_Data supplied:_
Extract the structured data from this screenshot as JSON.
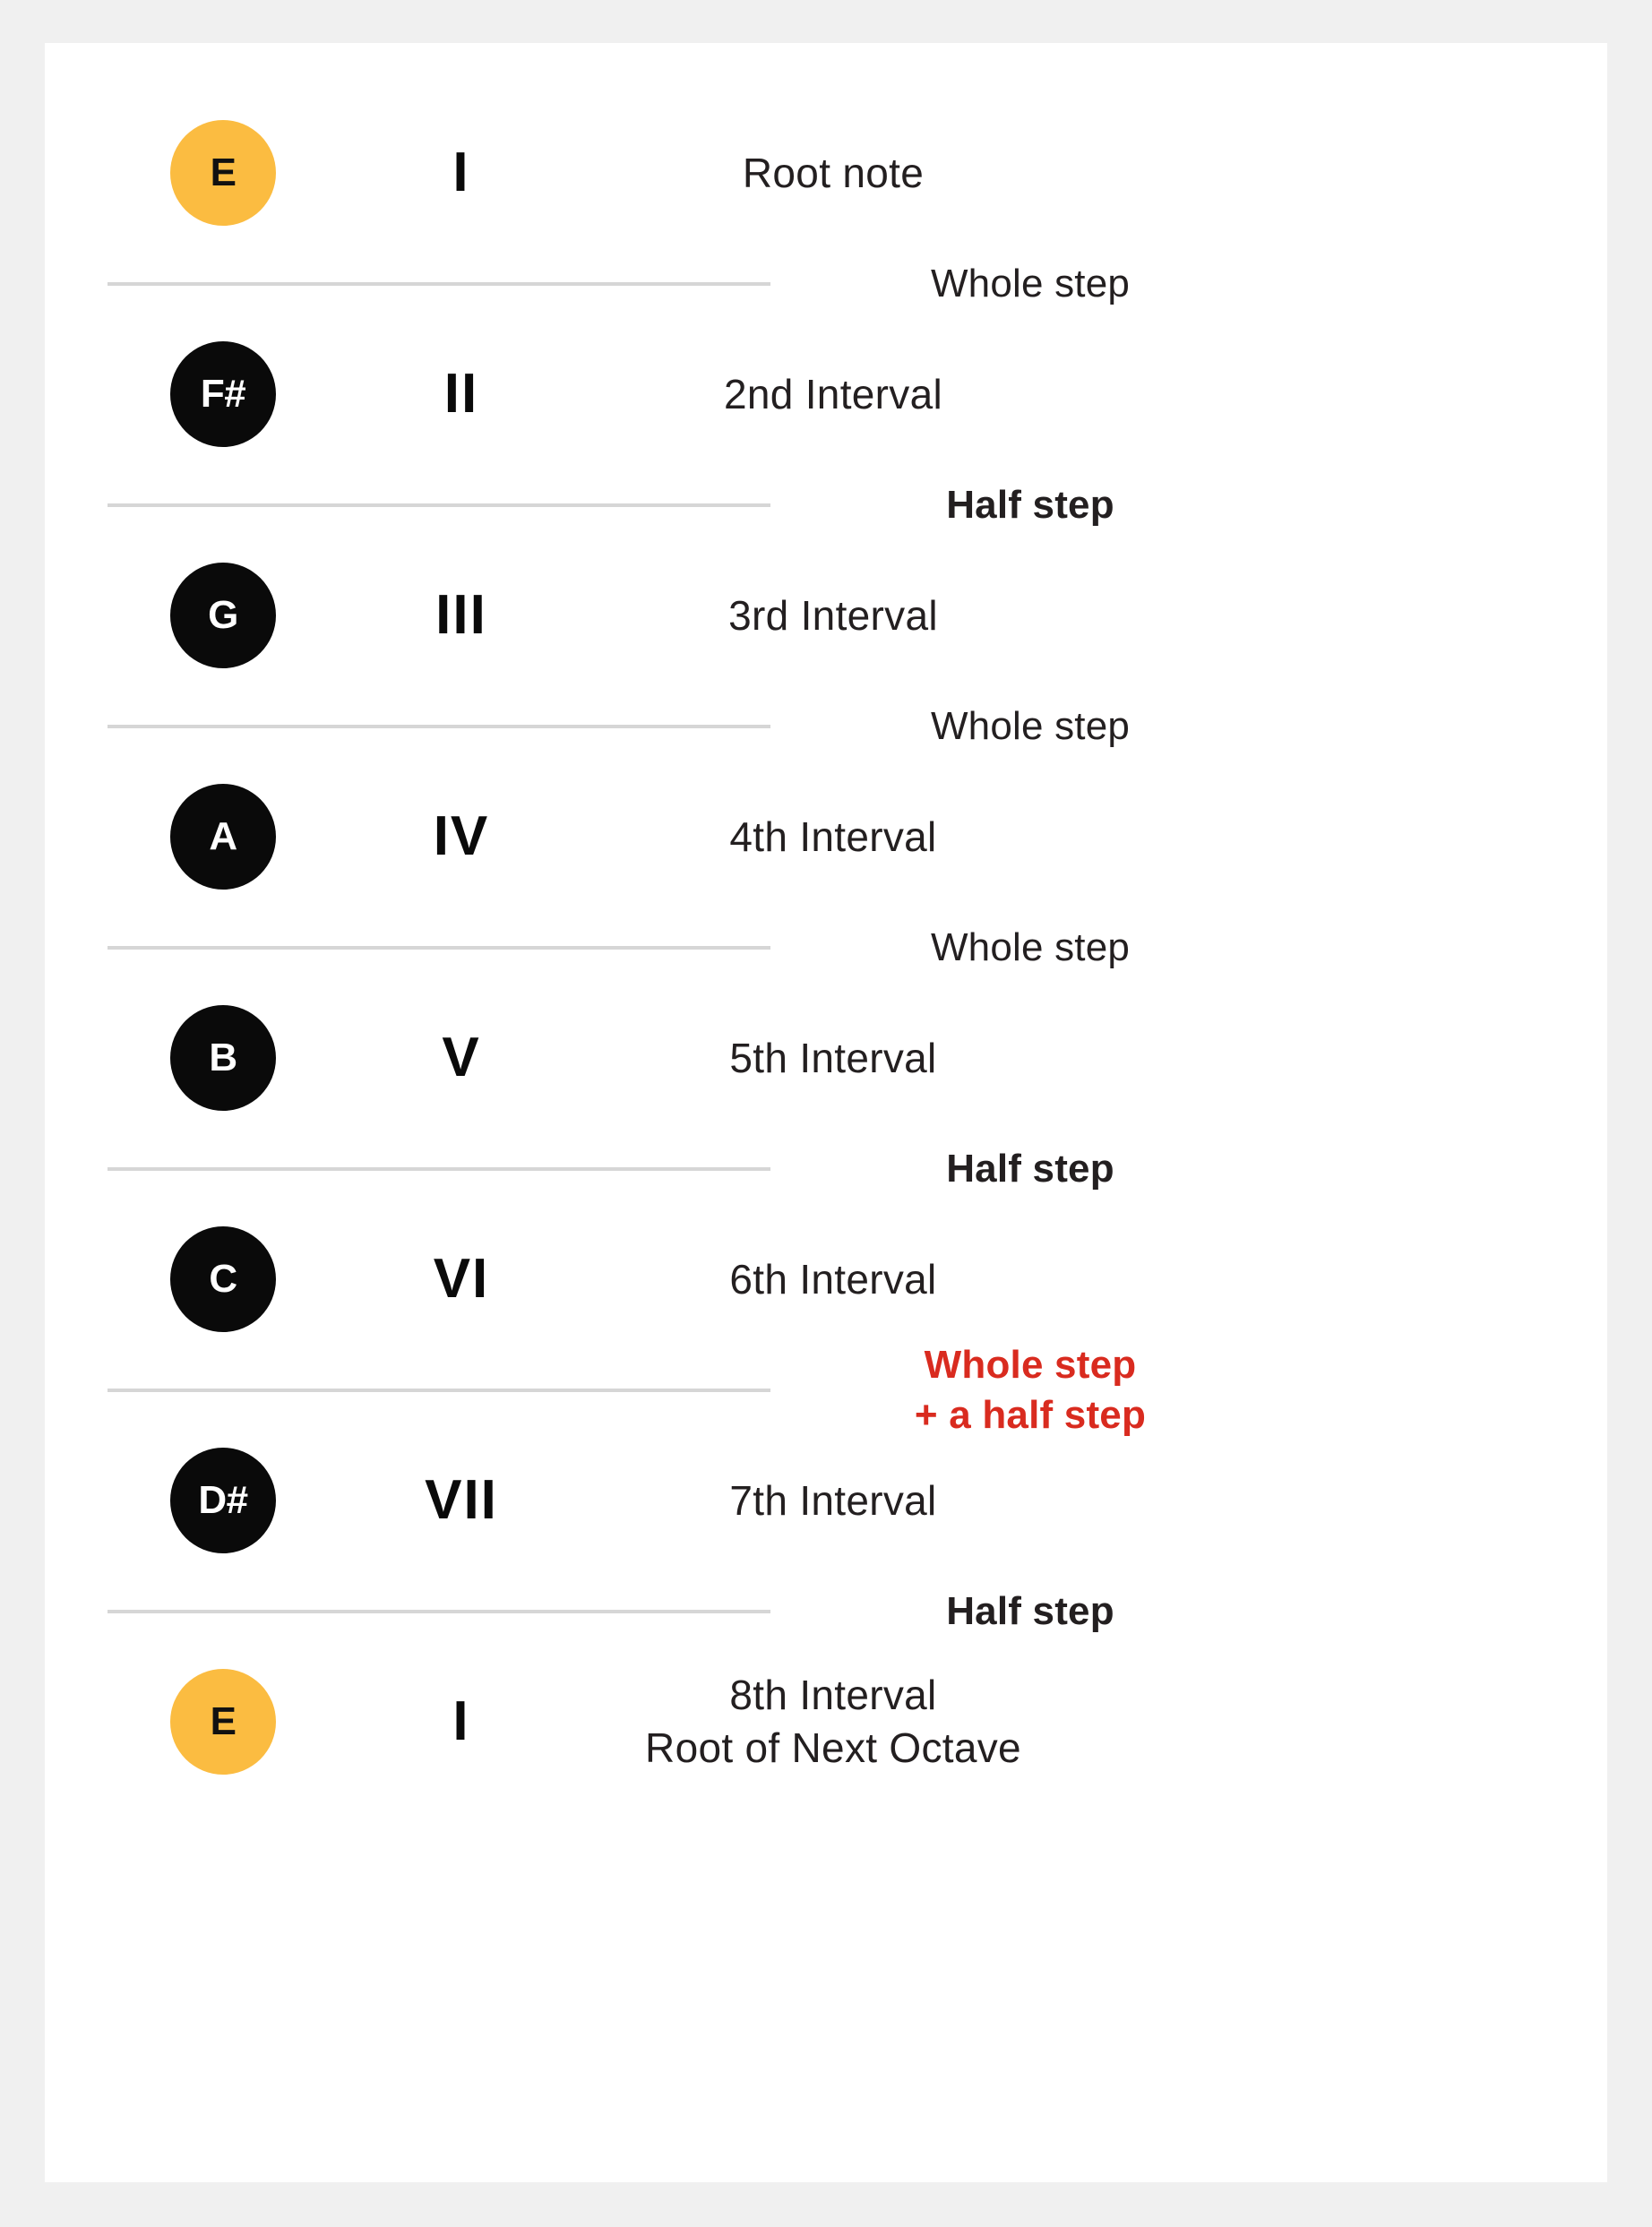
{
  "colors": {
    "background": "#f0f0f0",
    "card": "#ffffff",
    "root_note": "#fbbc41",
    "note": "#0a0a0a",
    "text": "#231f20",
    "accent": "#d92b1f",
    "divider": "#d6d6d6"
  },
  "scale": {
    "rows": [
      {
        "note": "E",
        "numeral": "I",
        "interval": "Root note",
        "interval2": "",
        "is_root": true
      },
      {
        "note": "F#",
        "numeral": "II",
        "interval": "2nd Interval",
        "interval2": "",
        "is_root": false
      },
      {
        "note": "G",
        "numeral": "III",
        "interval": "3rd Interval",
        "interval2": "",
        "is_root": false
      },
      {
        "note": "A",
        "numeral": "IV",
        "interval": "4th Interval",
        "interval2": "",
        "is_root": false
      },
      {
        "note": "B",
        "numeral": "V",
        "interval": "5th Interval",
        "interval2": "",
        "is_root": false
      },
      {
        "note": "C",
        "numeral": "VI",
        "interval": "6th Interval",
        "interval2": "",
        "is_root": false
      },
      {
        "note": "D#",
        "numeral": "VII",
        "interval": "7th Interval",
        "interval2": "",
        "is_root": false
      },
      {
        "note": "E",
        "numeral": "I",
        "interval": "8th Interval",
        "interval2": "Root of Next Octave",
        "is_root": true
      }
    ],
    "steps": [
      {
        "line1": "Whole step",
        "line2": "",
        "emphasis": "whole"
      },
      {
        "line1": "Half step",
        "line2": "",
        "emphasis": "half"
      },
      {
        "line1": "Whole step",
        "line2": "",
        "emphasis": "whole"
      },
      {
        "line1": "Whole step",
        "line2": "",
        "emphasis": "whole"
      },
      {
        "line1": "Half step",
        "line2": "",
        "emphasis": "half"
      },
      {
        "line1": "Whole step",
        "line2": "+ a half step",
        "emphasis": "accent"
      },
      {
        "line1": "Half step",
        "line2": "",
        "emphasis": "half"
      }
    ]
  }
}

_Work to do:_
Reproduce the listing exactly. Leave its pictures out.

_Solution below:_
Extract the structured data from this screenshot as JSON.
{
  "colors": {
    "background": "#f0f0f0",
    "card": "#ffffff",
    "root_note": "#fbbc41",
    "note": "#0a0a0a",
    "text": "#231f20",
    "accent": "#d92b1f",
    "divider": "#d6d6d6"
  },
  "scale": {
    "rows": [
      {
        "note": "E",
        "numeral": "I",
        "interval": "Root note",
        "interval2": "",
        "is_root": true
      },
      {
        "note": "F#",
        "numeral": "II",
        "interval": "2nd Interval",
        "interval2": "",
        "is_root": false
      },
      {
        "note": "G",
        "numeral": "III",
        "interval": "3rd Interval",
        "interval2": "",
        "is_root": false
      },
      {
        "note": "A",
        "numeral": "IV",
        "interval": "4th Interval",
        "interval2": "",
        "is_root": false
      },
      {
        "note": "B",
        "numeral": "V",
        "interval": "5th Interval",
        "interval2": "",
        "is_root": false
      },
      {
        "note": "C",
        "numeral": "VI",
        "interval": "6th Interval",
        "interval2": "",
        "is_root": false
      },
      {
        "note": "D#",
        "numeral": "VII",
        "interval": "7th Interval",
        "interval2": "",
        "is_root": false
      },
      {
        "note": "E",
        "numeral": "I",
        "interval": "8th Interval",
        "interval2": "Root of Next Octave",
        "is_root": true
      }
    ],
    "steps": [
      {
        "line1": "Whole step",
        "line2": "",
        "emphasis": "whole"
      },
      {
        "line1": "Half step",
        "line2": "",
        "emphasis": "half"
      },
      {
        "line1": "Whole step",
        "line2": "",
        "emphasis": "whole"
      },
      {
        "line1": "Whole step",
        "line2": "",
        "emphasis": "whole"
      },
      {
        "line1": "Half step",
        "line2": "",
        "emphasis": "half"
      },
      {
        "line1": "Whole step",
        "line2": "+ a half step",
        "emphasis": "accent"
      },
      {
        "line1": "Half step",
        "line2": "",
        "emphasis": "half"
      }
    ]
  }
}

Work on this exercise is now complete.